▶ [Exercise goal] Find all lines in the listing that include the word "name", then copy them.

▶ [Extracted records]
- - - -
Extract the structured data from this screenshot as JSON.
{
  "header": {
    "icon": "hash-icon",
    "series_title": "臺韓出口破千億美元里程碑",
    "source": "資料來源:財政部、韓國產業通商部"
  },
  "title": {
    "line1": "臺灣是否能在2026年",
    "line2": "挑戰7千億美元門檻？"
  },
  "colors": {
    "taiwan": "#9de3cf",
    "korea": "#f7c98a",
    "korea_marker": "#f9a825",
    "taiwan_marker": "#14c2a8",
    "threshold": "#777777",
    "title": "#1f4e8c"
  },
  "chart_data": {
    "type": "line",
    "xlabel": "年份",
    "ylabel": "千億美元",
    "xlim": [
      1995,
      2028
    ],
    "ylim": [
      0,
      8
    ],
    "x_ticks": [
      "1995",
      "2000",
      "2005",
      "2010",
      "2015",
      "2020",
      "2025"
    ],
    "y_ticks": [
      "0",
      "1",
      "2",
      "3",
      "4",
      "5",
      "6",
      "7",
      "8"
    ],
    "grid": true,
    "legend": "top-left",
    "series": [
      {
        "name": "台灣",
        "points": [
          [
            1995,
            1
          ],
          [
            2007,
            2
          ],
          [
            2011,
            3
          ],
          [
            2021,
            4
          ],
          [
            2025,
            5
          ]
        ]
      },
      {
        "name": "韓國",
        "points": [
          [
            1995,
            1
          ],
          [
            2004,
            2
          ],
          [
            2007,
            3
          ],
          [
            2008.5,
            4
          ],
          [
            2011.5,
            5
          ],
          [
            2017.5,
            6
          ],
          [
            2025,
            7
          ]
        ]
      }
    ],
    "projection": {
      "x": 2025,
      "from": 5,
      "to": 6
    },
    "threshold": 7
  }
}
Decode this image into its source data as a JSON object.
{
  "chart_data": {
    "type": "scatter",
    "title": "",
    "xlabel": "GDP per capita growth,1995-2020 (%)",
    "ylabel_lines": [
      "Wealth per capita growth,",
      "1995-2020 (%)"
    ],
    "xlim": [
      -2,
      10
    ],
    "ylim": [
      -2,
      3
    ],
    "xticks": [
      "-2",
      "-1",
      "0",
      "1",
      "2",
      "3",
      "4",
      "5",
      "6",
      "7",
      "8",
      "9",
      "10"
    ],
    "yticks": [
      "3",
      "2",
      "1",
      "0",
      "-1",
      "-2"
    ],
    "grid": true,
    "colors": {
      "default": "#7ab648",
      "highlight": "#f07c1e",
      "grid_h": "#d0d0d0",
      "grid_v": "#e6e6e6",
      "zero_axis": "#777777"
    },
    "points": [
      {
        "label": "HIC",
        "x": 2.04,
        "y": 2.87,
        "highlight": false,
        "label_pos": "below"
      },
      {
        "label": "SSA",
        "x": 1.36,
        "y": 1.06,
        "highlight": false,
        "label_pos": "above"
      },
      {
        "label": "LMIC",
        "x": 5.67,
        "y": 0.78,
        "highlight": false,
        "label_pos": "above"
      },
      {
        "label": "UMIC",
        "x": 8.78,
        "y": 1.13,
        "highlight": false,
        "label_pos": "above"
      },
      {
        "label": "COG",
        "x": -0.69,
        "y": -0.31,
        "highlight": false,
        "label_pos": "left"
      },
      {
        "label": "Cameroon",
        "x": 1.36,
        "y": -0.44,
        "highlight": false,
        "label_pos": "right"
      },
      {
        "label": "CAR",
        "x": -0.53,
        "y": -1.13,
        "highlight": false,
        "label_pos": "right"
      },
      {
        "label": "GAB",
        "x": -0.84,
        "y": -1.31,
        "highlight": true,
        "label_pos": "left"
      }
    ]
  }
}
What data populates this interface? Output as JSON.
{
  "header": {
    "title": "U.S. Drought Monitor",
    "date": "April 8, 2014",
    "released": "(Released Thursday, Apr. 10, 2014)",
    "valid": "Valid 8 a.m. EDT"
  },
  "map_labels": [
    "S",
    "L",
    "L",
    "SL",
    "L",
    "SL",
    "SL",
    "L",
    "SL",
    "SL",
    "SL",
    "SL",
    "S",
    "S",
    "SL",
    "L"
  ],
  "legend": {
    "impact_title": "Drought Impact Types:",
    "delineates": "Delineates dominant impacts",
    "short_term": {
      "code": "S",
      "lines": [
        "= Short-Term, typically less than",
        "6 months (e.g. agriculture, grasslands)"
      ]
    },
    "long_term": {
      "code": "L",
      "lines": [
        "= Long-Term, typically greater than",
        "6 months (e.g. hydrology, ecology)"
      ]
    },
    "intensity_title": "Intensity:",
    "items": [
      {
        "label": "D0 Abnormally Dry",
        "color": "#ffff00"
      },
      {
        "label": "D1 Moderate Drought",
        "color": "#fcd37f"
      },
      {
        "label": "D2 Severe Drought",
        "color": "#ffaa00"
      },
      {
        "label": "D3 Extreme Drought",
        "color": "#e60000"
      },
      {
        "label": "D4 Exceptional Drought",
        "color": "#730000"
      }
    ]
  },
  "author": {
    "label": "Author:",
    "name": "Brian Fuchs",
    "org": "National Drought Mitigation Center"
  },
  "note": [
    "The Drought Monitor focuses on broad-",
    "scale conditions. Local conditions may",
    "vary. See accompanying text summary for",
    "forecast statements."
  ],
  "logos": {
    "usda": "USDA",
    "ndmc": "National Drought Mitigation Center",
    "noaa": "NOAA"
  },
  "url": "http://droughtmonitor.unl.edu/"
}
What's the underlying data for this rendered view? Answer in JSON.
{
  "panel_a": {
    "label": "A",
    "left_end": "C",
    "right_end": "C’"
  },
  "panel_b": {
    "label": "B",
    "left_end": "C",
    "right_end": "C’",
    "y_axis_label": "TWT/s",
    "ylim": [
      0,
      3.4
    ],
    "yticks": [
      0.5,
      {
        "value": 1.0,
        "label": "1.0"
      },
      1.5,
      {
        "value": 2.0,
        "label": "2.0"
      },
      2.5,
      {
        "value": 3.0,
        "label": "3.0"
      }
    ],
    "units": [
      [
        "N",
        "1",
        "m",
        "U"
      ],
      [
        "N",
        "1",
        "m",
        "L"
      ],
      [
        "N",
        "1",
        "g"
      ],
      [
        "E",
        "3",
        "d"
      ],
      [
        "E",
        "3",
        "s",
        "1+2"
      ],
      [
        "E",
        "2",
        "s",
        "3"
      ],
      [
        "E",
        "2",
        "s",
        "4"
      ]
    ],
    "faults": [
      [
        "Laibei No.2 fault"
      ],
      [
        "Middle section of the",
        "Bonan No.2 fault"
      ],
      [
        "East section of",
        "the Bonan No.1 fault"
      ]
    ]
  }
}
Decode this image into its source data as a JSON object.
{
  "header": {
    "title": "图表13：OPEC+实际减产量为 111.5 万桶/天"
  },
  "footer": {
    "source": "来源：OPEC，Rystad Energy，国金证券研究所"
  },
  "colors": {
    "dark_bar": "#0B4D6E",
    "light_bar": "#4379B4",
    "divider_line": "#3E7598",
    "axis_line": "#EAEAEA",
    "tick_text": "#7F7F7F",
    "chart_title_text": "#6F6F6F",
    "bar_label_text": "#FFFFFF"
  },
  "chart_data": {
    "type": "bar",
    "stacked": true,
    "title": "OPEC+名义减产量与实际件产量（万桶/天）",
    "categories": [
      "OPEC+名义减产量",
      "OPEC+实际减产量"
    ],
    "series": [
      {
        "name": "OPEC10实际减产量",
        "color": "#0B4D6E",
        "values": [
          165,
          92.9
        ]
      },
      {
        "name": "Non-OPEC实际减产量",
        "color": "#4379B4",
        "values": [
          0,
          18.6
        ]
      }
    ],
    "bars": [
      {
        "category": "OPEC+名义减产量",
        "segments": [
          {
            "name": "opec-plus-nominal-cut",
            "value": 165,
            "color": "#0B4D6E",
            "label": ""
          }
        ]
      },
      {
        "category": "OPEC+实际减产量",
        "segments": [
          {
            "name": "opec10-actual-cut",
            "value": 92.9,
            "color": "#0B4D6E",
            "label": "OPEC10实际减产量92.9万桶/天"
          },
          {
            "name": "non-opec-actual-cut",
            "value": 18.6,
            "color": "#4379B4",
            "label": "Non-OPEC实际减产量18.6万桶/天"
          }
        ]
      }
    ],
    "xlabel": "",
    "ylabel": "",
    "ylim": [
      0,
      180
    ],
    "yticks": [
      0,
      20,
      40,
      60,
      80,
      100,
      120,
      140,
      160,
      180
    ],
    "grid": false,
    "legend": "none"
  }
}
- - - -
▶ [Reply to the exercise]
        "name": "台灣",
        "name": "韓國",
    "name": "Brian Fuchs",
        "name": "OPEC10实际减产量",
        "name": "Non-OPEC实际减产量",
            "name": "opec-plus-nominal-cut",
            "name": "opec10-actual-cut",
            "name": "non-opec-actual-cut",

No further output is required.